Given data |

━━━━

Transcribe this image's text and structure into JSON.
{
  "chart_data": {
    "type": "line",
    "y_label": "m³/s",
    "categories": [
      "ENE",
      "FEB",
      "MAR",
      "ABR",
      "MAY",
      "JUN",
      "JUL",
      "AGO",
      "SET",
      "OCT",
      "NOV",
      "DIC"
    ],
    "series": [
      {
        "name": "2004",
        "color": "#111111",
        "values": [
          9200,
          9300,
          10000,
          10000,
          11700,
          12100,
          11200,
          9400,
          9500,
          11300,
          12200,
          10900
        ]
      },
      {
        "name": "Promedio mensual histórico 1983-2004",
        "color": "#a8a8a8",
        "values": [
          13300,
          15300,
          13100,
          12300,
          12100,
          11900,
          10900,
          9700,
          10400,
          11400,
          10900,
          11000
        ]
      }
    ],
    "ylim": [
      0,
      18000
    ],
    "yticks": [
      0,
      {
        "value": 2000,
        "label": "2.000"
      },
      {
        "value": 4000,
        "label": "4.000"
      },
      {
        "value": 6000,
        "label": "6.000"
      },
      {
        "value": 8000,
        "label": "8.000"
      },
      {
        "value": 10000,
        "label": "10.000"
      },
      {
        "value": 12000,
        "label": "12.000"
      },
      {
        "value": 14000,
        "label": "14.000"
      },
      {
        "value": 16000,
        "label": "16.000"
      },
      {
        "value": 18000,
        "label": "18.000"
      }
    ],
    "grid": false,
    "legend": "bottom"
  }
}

━━━━

Required task |
Restate each record exactly as written.

Worked solution |
Transcribe this image's text and structure into JSON.
{
  "chart_data": {
    "type": "line",
    "y_label": "m³/s",
    "categories": [
      "ENE",
      "FEB",
      "MAR",
      "ABR",
      "MAY",
      "JUN",
      "JUL",
      "AGO",
      "SET",
      "OCT",
      "NOV",
      "DIC"
    ],
    "series": [
      {
        "name": "2004",
        "color": "#111111",
        "values": [
          9200,
          9300,
          10000,
          10000,
          11700,
          12100,
          11200,
          9400,
          9500,
          11300,
          12200,
          10900
        ]
      },
      {
        "name": "Promedio mensual histórico 1983-2004",
        "color": "#a8a8a8",
        "values": [
          13300,
          15300,
          13100,
          12300,
          12100,
          11900,
          10900,
          9700,
          10400,
          11400,
          10900,
          11000
        ]
      }
    ],
    "ylim": [
      0,
      18000
    ],
    "yticks": [
      0,
      {
        "value": 2000,
        "label": "2.000"
      },
      {
        "value": 4000,
        "label": "4.000"
      },
      {
        "value": 6000,
        "label": "6.000"
      },
      {
        "value": 8000,
        "label": "8.000"
      },
      {
        "value": 10000,
        "label": "10.000"
      },
      {
        "value": 12000,
        "label": "12.000"
      },
      {
        "value": 14000,
        "label": "14.000"
      },
      {
        "value": 16000,
        "label": "16.000"
      },
      {
        "value": 18000,
        "label": "18.000"
      }
    ],
    "grid": false,
    "legend": "bottom"
  }
}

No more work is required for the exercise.